To be done — Go through the records and give each one again exactly.

Items from a dataset
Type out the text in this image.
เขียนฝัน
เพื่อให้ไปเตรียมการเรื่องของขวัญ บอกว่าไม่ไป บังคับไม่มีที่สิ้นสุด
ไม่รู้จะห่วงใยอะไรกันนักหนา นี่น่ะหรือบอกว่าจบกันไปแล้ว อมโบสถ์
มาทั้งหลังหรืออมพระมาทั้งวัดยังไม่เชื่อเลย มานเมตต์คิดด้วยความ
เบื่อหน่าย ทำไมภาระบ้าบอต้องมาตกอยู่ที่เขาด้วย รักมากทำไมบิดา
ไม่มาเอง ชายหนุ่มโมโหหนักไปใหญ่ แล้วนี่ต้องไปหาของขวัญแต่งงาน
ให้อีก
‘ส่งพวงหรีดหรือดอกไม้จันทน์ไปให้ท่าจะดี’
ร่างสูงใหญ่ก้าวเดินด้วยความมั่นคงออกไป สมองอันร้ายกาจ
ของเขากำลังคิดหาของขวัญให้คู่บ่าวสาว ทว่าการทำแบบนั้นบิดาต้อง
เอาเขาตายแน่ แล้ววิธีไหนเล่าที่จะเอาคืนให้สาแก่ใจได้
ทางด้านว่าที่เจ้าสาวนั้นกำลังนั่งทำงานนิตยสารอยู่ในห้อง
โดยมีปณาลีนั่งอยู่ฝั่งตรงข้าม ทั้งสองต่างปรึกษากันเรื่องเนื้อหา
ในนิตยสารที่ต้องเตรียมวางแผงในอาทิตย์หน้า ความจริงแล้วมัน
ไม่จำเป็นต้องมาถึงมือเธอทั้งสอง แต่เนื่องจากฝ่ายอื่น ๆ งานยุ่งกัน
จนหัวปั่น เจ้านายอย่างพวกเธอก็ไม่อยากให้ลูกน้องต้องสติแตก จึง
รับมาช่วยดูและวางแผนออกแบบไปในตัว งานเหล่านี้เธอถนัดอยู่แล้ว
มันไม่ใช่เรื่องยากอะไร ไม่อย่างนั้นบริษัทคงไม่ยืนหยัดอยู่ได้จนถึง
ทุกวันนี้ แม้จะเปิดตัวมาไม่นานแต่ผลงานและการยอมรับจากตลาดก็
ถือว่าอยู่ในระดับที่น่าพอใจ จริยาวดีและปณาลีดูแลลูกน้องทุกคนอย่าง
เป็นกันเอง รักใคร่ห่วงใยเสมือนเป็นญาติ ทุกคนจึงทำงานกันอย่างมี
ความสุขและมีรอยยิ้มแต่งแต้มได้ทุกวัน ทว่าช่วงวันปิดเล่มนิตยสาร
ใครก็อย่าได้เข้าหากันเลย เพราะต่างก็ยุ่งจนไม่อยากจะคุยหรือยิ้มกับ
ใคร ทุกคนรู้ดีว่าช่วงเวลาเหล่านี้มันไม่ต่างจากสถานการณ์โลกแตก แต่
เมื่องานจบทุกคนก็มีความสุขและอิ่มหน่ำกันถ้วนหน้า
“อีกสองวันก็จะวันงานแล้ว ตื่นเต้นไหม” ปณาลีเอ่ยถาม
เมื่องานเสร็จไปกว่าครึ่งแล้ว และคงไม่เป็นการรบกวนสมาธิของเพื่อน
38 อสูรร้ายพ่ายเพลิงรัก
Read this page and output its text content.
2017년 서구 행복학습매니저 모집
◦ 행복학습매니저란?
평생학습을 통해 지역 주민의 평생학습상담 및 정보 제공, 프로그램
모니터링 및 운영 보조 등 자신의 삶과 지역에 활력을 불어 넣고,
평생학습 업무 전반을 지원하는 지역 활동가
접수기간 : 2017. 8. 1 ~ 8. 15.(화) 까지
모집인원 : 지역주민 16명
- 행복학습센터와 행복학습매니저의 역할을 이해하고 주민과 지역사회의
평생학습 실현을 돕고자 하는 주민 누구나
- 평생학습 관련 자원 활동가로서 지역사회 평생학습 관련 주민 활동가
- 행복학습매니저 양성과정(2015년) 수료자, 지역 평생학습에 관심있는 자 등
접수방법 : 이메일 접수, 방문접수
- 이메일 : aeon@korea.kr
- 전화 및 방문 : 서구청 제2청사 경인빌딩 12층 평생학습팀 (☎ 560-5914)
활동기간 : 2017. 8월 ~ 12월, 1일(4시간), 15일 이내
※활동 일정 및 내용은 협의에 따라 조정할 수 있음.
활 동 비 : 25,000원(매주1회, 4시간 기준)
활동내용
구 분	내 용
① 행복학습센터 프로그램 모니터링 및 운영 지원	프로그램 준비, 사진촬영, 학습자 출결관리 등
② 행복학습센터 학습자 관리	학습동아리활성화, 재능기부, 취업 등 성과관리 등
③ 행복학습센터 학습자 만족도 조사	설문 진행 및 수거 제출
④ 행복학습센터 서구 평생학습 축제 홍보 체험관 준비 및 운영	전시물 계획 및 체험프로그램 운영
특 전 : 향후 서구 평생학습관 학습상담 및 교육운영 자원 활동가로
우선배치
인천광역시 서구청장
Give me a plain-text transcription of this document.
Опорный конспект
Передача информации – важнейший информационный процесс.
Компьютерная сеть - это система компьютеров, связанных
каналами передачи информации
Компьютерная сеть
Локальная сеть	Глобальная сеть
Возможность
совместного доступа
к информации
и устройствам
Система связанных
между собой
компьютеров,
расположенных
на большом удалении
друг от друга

Answer to this exercise —
Type out the text in this image.
เขียนฝัน
เพื่อให้ไปเตรียมการเรื่องของขวัญ บอกว่าไม่ไป บังคับไม่มีที่สิ้นสุด
ไม่รู้จะห่วงใยอะไรกันนักหนา นี่น่ะหรือบอกว่าจบกันไปแล้ว อมโบสถ์
มาทั้งหลังหรืออมพระมาทั้งวัดยังไม่เชื่อเลย มานเมตต์คิดด้วยความ
เบื่อหน่าย ทำไมภาระบ้าบอต้องมาตกอยู่ที่เขาด้วย รักมากทำไมบิดา
ไม่มาเอง ชายหนุ่มโมโหหนักไปใหญ่ แล้วนี่ต้องไปหาของขวัญแต่งงาน
ให้อีก
‘ส่งพวงหรีดหรือดอกไม้จันทน์ไปให้ท่าจะดี’
ร่างสูงใหญ่ก้าวเดินด้วยความมั่นคงออกไป สมองอันร้ายกาจ
ของเขากำลังคิดหาของขวัญให้คู่บ่าวสาว ทว่าการทำแบบนั้นบิดาต้อง
เอาเขาตายแน่ แล้ววิธีไหนเล่าที่จะเอาคืนให้สาแก่ใจได้
ทางด้านว่าที่เจ้าสาวนั้นกำลังนั่งทำงานนิตยสารอยู่ในห้อง
โดยมีปณาลีนั่งอยู่ฝั่งตรงข้าม ทั้งสองต่างปรึกษากันเรื่องเนื้อหา
ในนิตยสารที่ต้องเตรียมวางแผงในอาทิตย์หน้า ความจริงแล้วมัน
ไม่จำเป็นต้องมาถึงมือเธอทั้งสอง แต่เนื่องจากฝ่ายอื่น ๆ งานยุ่งกัน
จนหัวปั่น เจ้านายอย่างพวกเธอก็ไม่อยากให้ลูกน้องต้องสติแตก จึง
รับมาช่วยดูและวางแผนออกแบบไปในตัว งานเหล่านี้เธอถนัดอยู่แล้ว
มันไม่ใช่เรื่องยากอะไร ไม่อย่างนั้นบริษัทคงไม่ยืนหยัดอยู่ได้จนถึง
ทุกวันนี้ แม้จะเปิดตัวมาไม่นานแต่ผลงานและการยอมรับจากตลาดก็
ถือว่าอยู่ในระดับที่น่าพอใจ จริยาวดีและปณาลีดูแลลูกน้องทุกคนอย่าง
เป็นกันเอง รักใคร่ห่วงใยเสมือนเป็นญาติ ทุกคนจึงทำงานกันอย่างมี
ความสุขและมีรอยยิ้มแต่งแต้มได้ทุกวัน ทว่าช่วงวันปิดเล่มนิตยสาร
ใครก็อย่าได้เข้าหากันเลย เพราะต่างก็ยุ่งจนไม่อยากจะคุยหรือยิ้มกับ
ใคร ทุกคนรู้ดีว่าช่วงเวลาเหล่านี้มันไม่ต่างจากสถานการณ์โลกแตก แต่
เมื่องานจบทุกคนก็มีความสุขและอิ่มหน่ำกันถ้วนหน้า
“อีกสองวันก็จะวันงานแล้ว ตื่นเต้นไหม” ปณาลีเอ่ยถาม
เมื่องานเสร็จไปกว่าครึ่งแล้ว และคงไม่เป็นการรบกวนสมาธิของเพื่อน
38 อสูรร้ายพ่ายเพลิงรัก
Read this page and output its text content.
2017년 서구 행복학습매니저 모집
◦ 행복학습매니저란?
평생학습을 통해 지역 주민의 평생학습상담 및 정보 제공, 프로그램
모니터링 및 운영 보조 등 자신의 삶과 지역에 활력을 불어 넣고,
평생학습 업무 전반을 지원하는 지역 활동가
접수기간 : 2017. 8. 1 ~ 8. 15.(화) 까지
모집인원 : 지역주민 16명
- 행복학습센터와 행복학습매니저의 역할을 이해하고 주민과 지역사회의
평생학습 실현을 돕고자 하는 주민 누구나
- 평생학습 관련 자원 활동가로서 지역사회 평생학습 관련 주민 활동가
- 행복학습매니저 양성과정(2015년) 수료자, 지역 평생학습에 관심있는 자 등
접수방법 : 이메일 접수, 방문접수
- 이메일 : aeon@korea.kr
- 전화 및 방문 : 서구청 제2청사 경인빌딩 12층 평생학습팀 (☎ 560-5914)
활동기간 : 2017. 8월 ~ 12월, 1일(4시간), 15일 이내
※활동 일정 및 내용은 협의에 따라 조정할 수 있음.
활 동 비 : 25,000원(매주1회, 4시간 기준)
활동내용
구 분	내 용
① 행복학습센터 프로그램 모니터링 및 운영 지원	프로그램 준비, 사진촬영, 학습자 출결관리 등
② 행복학습센터 학습자 관리	학습동아리활성화, 재능기부, 취업 등 성과관리 등
③ 행복학습센터 학습자 만족도 조사	설문 진행 및 수거 제출
④ 행복학습센터 서구 평생학습 축제 홍보 체험관 준비 및 운영	전시물 계획 및 체험프로그램 운영
특 전 : 향후 서구 평생학습관 학습상담 및 교육운영 자원 활동가로
우선배치
인천광역시 서구청장
Give me a plain-text transcription of this document.
Опорный конспект
Передача информации – важнейший информационный процесс.
Компьютерная сеть - это система компьютеров, связанных
каналами передачи информации
Компьютерная сеть
Локальная сеть	Глобальная сеть
Возможность
совместного доступа
к информации
и устройствам
Система связанных
между собой
компьютеров,
расположенных
на большом удалении
друг от друга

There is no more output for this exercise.